▶ [Work to complete] Restate the whole listing word for word. Pictures are left out.

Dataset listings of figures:
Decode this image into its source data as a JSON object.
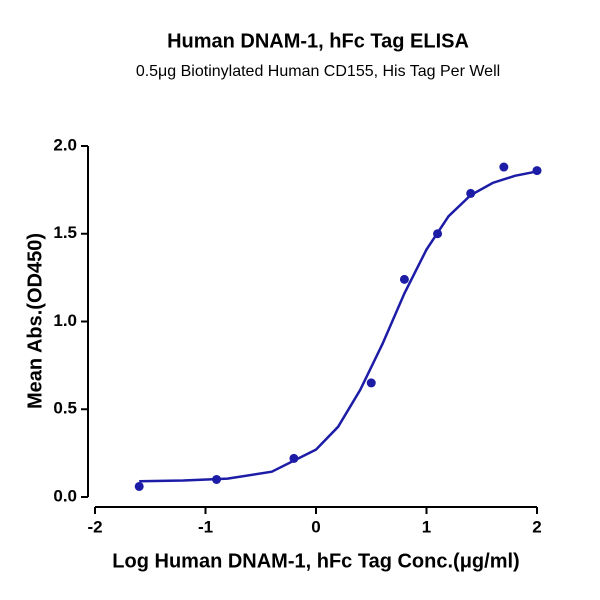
{
  "chart_data": {
    "type": "scatter",
    "title": "Human DNAM-1, hFc Tag ELISA",
    "subtitle": "0.5μg Biotinylated Human CD155, His Tag Per Well",
    "x_label": "Log Human DNAM-1, hFc Tag Conc.(μg/ml)",
    "y_label": "Mean Abs.(OD450)",
    "xlim": [
      -2,
      2
    ],
    "ylim": [
      0,
      2
    ],
    "xticks": [
      -2,
      -1,
      0,
      1,
      2
    ],
    "yticks": [
      {
        "value": 0,
        "label": "0.0"
      },
      0.5,
      {
        "value": 1,
        "label": "1.0"
      },
      1.5,
      {
        "value": 2,
        "label": "2.0"
      }
    ],
    "color": "#1c1ca6",
    "series": [
      {
        "style": "points",
        "x": [
          -1.6,
          -0.9,
          -0.2,
          0.5,
          0.8,
          1.1,
          1.4,
          1.7,
          2.0
        ],
        "values": [
          0.06,
          0.1,
          0.22,
          0.65,
          1.24,
          1.5,
          1.73,
          1.88,
          1.86
        ]
      },
      {
        "style": "line",
        "x": [
          -1.6,
          -1.2,
          -0.8,
          -0.4,
          0,
          0.2,
          0.4,
          0.6,
          0.8,
          1.0,
          1.2,
          1.4,
          1.6,
          1.8,
          2.0
        ],
        "values": [
          0.09,
          0.094,
          0.105,
          0.144,
          0.27,
          0.4,
          0.61,
          0.87,
          1.16,
          1.41,
          1.6,
          1.72,
          1.79,
          1.83,
          1.855
        ]
      }
    ]
  }
}
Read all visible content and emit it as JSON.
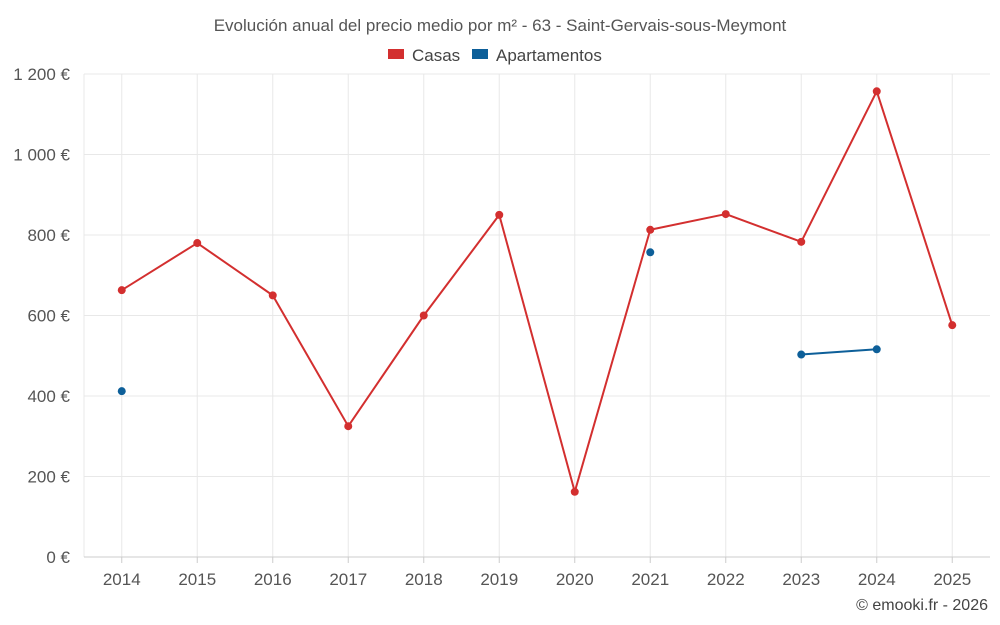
{
  "chart_data": {
    "type": "line",
    "title": "Evolución anual del precio medio por m² - 63 - Saint-Gervais-sous-Meymont",
    "xlabel": "",
    "ylabel": "",
    "categories": [
      "2014",
      "2015",
      "2016",
      "2017",
      "2018",
      "2019",
      "2020",
      "2021",
      "2022",
      "2023",
      "2024",
      "2025"
    ],
    "ylim": [
      0,
      1200
    ],
    "yticks": [
      0,
      200,
      400,
      600,
      800,
      1000,
      1200
    ],
    "ytick_labels": [
      "0 €",
      "200 €",
      "400 €",
      "600 €",
      "800 €",
      "1 000 €",
      "1 200 €"
    ],
    "grid": true,
    "legend_position": "top-center",
    "series": [
      {
        "name": "Casas",
        "color": "#d32f2f",
        "values": [
          663,
          780,
          650,
          325,
          600,
          850,
          162,
          813,
          852,
          783,
          1157,
          576
        ]
      },
      {
        "name": "Apartamentos",
        "color": "#0d5f99",
        "values": [
          412,
          null,
          null,
          null,
          null,
          null,
          null,
          757,
          null,
          503,
          516,
          null
        ]
      }
    ]
  },
  "credit": "© emooki.fr - 2026"
}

▶ [Exercise answer]
Decode this image into its source data as a JSON object.
{
  "chart_data": {
    "type": "scatter",
    "title": "Human DNAM-1, hFc Tag ELISA",
    "subtitle": "0.5μg Biotinylated Human CD155, His Tag Per Well",
    "x_label": "Log Human DNAM-1, hFc Tag Conc.(μg/ml)",
    "y_label": "Mean Abs.(OD450)",
    "xlim": [
      -2,
      2
    ],
    "ylim": [
      0,
      2
    ],
    "xticks": [
      -2,
      -1,
      0,
      1,
      2
    ],
    "yticks": [
      {
        "value": 0,
        "label": "0.0"
      },
      0.5,
      {
        "value": 1,
        "label": "1.0"
      },
      1.5,
      {
        "value": 2,
        "label": "2.0"
      }
    ],
    "color": "#1c1ca6",
    "series": [
      {
        "style": "points",
        "x": [
          -1.6,
          -0.9,
          -0.2,
          0.5,
          0.8,
          1.1,
          1.4,
          1.7,
          2.0
        ],
        "values": [
          0.06,
          0.1,
          0.22,
          0.65,
          1.24,
          1.5,
          1.73,
          1.88,
          1.86
        ]
      },
      {
        "style": "line",
        "x": [
          -1.6,
          -1.2,
          -0.8,
          -0.4,
          0,
          0.2,
          0.4,
          0.6,
          0.8,
          1.0,
          1.2,
          1.4,
          1.6,
          1.8,
          2.0
        ],
        "values": [
          0.09,
          0.094,
          0.105,
          0.144,
          0.27,
          0.4,
          0.61,
          0.87,
          1.16,
          1.41,
          1.6,
          1.72,
          1.79,
          1.83,
          1.855
        ]
      }
    ]
  }
}
Read all visible content and emit it as JSON.
{
  "chart_data": {
    "type": "line",
    "title": "Evolución anual del precio medio por m² - 63 - Saint-Gervais-sous-Meymont",
    "xlabel": "",
    "ylabel": "",
    "categories": [
      "2014",
      "2015",
      "2016",
      "2017",
      "2018",
      "2019",
      "2020",
      "2021",
      "2022",
      "2023",
      "2024",
      "2025"
    ],
    "ylim": [
      0,
      1200
    ],
    "yticks": [
      0,
      200,
      400,
      600,
      800,
      1000,
      1200
    ],
    "ytick_labels": [
      "0 €",
      "200 €",
      "400 €",
      "600 €",
      "800 €",
      "1 000 €",
      "1 200 €"
    ],
    "grid": true,
    "legend_position": "top-center",
    "series": [
      {
        "name": "Casas",
        "color": "#d32f2f",
        "values": [
          663,
          780,
          650,
          325,
          600,
          850,
          162,
          813,
          852,
          783,
          1157,
          576
        ]
      },
      {
        "name": "Apartamentos",
        "color": "#0d5f99",
        "values": [
          412,
          null,
          null,
          null,
          null,
          null,
          null,
          757,
          null,
          503,
          516,
          null
        ]
      }
    ]
  },
  "credit": "© emooki.fr - 2026"
}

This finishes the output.